-- start TASK DATA --

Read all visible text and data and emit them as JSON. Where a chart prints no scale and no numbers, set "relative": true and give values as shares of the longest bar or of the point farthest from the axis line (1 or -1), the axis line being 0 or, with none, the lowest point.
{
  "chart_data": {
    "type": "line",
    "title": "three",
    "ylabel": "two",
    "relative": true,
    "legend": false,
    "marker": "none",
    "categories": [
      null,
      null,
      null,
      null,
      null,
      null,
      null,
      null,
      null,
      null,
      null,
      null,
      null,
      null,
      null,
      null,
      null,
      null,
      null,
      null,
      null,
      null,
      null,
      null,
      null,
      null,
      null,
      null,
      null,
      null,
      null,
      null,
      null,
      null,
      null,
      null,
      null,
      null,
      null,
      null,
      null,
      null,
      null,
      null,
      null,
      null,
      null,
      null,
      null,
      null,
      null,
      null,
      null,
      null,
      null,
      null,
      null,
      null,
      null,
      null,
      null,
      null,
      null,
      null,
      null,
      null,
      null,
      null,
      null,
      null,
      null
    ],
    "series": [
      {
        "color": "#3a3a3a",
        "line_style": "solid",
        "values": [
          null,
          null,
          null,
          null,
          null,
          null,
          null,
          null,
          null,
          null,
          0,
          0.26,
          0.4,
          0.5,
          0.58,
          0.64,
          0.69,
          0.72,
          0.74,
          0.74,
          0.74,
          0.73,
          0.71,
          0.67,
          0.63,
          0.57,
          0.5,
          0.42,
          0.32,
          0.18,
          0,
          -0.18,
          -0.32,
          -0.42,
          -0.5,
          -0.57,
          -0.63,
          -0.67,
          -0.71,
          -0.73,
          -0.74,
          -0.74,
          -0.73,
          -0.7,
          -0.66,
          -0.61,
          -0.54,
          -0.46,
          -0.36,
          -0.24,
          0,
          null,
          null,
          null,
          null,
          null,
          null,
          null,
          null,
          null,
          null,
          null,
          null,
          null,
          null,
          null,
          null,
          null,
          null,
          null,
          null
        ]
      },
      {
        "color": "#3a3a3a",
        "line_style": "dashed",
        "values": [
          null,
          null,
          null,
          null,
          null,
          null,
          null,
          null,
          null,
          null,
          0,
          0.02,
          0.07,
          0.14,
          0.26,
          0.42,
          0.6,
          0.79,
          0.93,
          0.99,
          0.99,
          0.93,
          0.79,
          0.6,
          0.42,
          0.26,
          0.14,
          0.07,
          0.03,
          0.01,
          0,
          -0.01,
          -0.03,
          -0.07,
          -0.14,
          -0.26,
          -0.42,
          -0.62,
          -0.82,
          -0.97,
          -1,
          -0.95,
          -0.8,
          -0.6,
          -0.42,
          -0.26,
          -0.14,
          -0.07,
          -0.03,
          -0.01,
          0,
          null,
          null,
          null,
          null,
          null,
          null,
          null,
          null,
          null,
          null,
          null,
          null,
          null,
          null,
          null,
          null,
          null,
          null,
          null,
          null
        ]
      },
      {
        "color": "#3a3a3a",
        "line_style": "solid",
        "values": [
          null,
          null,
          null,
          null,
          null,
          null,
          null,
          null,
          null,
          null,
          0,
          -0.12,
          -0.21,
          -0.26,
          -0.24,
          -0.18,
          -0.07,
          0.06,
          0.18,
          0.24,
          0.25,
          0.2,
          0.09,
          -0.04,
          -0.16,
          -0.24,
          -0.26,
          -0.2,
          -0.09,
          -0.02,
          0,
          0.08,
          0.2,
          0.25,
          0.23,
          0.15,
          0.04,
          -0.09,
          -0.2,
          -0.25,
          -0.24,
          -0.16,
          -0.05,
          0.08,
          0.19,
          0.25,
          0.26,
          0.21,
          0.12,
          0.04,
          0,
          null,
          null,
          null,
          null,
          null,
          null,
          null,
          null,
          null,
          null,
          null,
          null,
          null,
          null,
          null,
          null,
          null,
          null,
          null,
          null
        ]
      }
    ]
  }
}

-- end TASK DATA --

STATED PROBLEM
Provide only the number of lines in the records containing the string "true".

EXERCISE RESULT
2